Problem to solve:
Answer with nothing but a number: how many lines include the word "seed"?

Supplied data:
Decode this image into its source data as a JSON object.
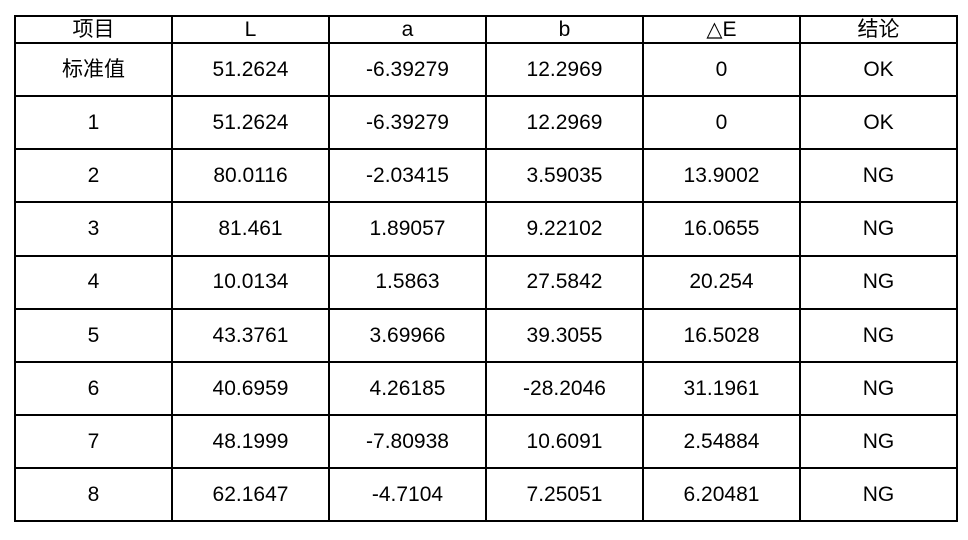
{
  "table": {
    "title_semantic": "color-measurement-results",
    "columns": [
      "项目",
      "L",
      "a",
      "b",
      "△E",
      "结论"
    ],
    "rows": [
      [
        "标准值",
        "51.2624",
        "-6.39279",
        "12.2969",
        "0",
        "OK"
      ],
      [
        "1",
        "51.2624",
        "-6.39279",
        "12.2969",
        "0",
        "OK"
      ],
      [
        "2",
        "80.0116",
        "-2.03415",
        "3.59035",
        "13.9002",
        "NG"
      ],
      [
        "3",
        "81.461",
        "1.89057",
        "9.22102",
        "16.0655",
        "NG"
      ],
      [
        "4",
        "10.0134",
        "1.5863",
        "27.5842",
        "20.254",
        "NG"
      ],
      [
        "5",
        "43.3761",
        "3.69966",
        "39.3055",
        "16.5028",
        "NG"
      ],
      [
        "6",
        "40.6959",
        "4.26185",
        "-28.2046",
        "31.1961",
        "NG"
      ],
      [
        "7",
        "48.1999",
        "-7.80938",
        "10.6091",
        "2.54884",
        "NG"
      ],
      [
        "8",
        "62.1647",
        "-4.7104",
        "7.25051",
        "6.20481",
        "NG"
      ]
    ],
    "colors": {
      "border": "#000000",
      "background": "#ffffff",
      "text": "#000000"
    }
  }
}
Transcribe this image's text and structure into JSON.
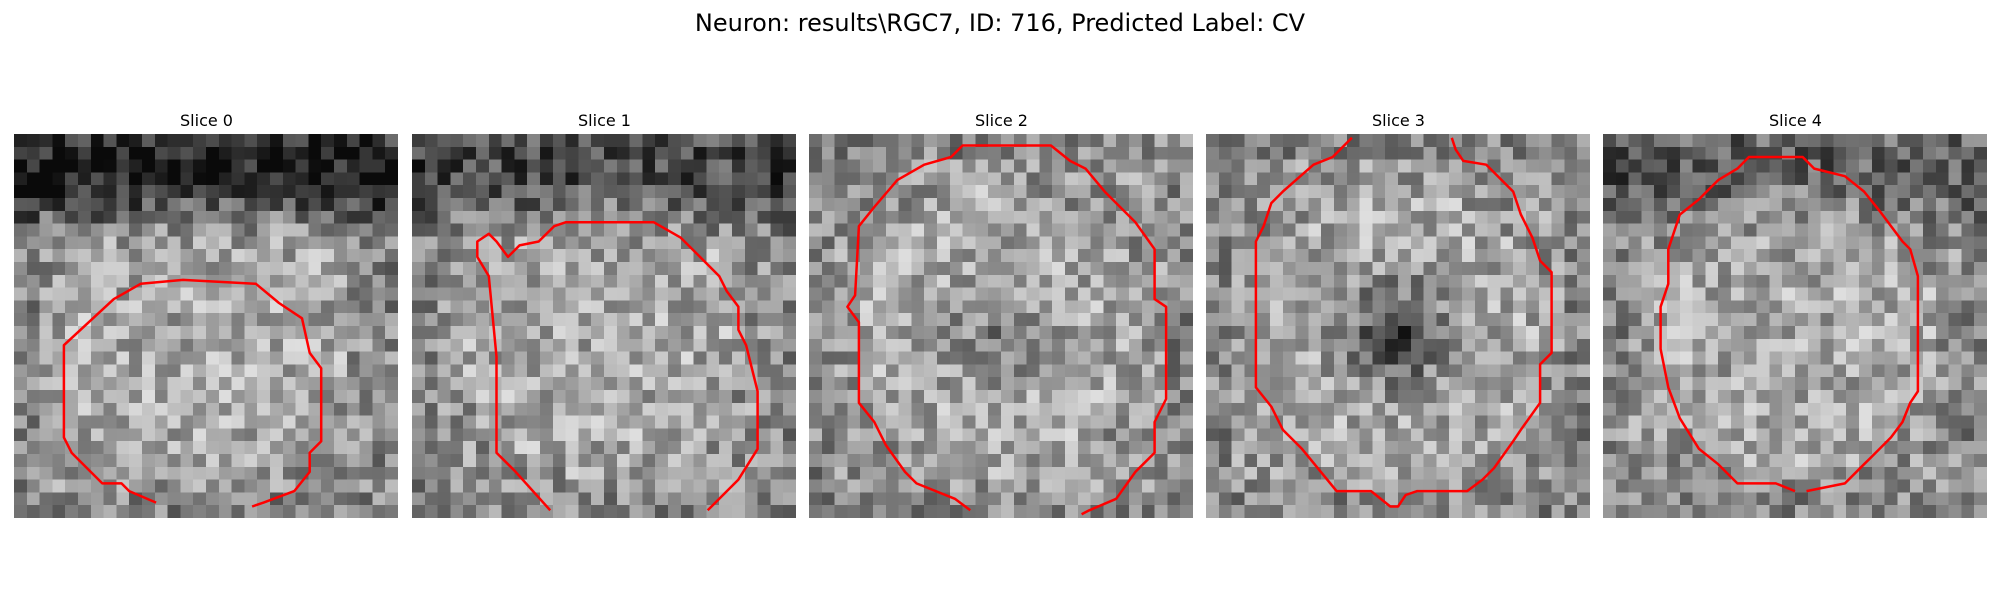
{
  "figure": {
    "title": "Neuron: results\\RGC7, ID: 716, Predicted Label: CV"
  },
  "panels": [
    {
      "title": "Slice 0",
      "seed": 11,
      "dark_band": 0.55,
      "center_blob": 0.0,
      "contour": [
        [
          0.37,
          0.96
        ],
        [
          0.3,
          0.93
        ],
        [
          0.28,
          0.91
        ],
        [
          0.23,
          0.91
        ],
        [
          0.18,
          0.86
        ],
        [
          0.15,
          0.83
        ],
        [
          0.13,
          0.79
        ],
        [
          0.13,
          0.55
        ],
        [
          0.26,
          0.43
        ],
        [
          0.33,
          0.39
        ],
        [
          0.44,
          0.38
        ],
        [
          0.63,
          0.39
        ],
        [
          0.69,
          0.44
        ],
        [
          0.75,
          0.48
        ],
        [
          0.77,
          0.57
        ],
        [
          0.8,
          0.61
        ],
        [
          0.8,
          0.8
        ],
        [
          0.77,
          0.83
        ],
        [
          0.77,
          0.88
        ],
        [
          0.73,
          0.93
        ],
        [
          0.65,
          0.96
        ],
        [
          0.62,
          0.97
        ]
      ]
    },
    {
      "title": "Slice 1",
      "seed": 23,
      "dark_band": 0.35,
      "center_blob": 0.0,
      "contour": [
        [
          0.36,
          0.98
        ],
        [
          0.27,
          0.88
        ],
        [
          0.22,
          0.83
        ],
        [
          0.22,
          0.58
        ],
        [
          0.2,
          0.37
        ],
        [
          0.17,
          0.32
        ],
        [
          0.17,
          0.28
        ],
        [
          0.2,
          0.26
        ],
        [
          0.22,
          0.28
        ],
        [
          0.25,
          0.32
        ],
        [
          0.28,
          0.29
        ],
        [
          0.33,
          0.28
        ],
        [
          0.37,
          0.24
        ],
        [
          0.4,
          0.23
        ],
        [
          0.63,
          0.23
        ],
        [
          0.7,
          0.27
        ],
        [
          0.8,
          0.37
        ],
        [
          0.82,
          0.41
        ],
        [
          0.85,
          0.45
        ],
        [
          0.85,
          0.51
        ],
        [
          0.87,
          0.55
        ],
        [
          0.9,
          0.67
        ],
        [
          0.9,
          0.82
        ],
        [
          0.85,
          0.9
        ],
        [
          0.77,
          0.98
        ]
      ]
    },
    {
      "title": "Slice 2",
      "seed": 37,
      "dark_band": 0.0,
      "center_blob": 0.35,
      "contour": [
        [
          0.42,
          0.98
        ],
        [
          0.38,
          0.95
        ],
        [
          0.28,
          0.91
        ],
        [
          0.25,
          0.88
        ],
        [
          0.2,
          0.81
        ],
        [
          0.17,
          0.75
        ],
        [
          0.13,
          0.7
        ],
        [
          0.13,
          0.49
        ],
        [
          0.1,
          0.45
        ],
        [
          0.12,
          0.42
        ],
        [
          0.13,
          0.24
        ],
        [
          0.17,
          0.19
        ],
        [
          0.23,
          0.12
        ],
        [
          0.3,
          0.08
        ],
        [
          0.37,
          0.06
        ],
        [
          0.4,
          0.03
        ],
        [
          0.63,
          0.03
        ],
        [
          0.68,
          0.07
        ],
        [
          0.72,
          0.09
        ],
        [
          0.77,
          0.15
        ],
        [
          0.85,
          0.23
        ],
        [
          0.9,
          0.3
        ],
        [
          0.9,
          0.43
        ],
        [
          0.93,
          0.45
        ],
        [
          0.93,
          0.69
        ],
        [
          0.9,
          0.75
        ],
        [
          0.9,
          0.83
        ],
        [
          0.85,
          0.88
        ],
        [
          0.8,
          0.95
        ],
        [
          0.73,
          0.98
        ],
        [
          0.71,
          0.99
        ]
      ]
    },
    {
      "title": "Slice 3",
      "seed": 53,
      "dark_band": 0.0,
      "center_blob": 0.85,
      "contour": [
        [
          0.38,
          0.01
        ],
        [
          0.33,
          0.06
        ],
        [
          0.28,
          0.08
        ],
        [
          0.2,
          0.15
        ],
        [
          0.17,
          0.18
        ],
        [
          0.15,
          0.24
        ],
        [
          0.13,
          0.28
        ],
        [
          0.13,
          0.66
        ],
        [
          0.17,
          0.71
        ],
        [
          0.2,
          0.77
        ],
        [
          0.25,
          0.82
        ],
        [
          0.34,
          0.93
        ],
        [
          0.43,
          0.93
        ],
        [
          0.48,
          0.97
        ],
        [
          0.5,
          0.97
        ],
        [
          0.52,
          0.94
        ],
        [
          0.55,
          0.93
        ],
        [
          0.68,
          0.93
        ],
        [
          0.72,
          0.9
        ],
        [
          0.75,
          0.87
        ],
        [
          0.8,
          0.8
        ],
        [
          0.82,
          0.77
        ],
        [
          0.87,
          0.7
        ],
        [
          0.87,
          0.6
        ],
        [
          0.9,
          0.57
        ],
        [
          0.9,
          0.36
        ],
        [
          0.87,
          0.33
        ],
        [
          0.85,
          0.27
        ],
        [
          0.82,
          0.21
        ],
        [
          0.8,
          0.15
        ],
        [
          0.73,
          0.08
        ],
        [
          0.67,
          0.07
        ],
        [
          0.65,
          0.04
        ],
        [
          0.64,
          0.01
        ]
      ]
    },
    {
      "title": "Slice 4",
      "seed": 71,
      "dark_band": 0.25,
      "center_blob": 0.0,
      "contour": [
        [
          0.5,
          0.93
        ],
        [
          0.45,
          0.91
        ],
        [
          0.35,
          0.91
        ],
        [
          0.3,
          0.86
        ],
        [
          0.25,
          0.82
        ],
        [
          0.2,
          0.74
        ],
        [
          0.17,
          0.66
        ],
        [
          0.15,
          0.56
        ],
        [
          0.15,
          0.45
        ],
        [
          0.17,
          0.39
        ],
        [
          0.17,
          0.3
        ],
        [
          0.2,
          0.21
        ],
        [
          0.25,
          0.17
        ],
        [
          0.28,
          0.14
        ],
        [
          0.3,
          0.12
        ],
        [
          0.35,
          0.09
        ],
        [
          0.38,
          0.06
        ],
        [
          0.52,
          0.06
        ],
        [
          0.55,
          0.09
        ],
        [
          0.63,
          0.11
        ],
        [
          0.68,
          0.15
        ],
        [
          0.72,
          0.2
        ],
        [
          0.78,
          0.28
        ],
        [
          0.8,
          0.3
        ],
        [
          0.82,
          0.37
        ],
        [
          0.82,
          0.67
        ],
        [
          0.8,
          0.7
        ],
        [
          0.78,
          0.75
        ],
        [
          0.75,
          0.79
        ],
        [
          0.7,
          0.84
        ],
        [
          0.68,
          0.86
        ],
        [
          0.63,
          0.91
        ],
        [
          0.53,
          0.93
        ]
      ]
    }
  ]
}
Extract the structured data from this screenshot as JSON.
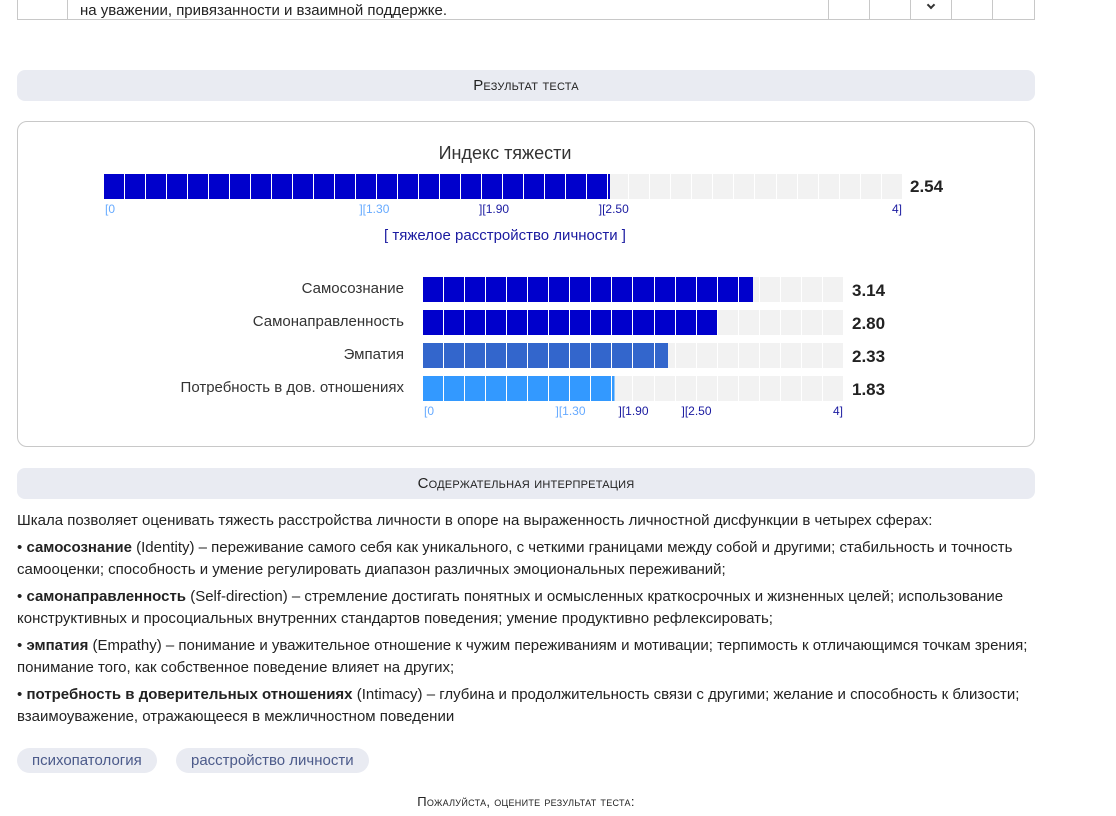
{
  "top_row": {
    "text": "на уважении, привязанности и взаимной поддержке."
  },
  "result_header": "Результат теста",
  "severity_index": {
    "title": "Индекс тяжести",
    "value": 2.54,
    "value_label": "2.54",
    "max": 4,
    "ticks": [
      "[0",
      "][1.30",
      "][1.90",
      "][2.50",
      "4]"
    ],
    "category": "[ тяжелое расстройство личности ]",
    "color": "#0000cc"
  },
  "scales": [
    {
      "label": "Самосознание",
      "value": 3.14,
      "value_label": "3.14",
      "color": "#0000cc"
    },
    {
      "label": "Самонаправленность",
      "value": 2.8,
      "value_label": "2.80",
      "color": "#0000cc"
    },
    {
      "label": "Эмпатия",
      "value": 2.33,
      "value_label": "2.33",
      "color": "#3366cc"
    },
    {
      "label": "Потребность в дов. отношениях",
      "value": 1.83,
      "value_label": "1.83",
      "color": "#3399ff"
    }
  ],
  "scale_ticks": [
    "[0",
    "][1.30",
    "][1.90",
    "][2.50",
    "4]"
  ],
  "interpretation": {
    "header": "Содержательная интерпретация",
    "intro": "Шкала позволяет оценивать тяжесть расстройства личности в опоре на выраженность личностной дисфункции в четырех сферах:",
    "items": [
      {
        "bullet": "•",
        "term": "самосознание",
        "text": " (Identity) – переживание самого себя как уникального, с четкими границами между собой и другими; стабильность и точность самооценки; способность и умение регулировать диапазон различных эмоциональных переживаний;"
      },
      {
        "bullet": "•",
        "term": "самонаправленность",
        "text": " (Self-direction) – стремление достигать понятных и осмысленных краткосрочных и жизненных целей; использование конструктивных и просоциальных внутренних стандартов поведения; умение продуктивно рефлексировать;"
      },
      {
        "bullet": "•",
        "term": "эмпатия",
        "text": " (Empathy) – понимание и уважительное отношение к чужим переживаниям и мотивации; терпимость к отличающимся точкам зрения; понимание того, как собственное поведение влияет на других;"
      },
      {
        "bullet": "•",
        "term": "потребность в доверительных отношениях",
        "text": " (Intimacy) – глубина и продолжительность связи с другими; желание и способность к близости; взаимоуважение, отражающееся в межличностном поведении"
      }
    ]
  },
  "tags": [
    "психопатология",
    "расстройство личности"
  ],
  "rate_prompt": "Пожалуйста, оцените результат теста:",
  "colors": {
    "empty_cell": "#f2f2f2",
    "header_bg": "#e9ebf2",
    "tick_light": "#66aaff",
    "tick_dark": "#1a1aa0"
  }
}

Task response:
5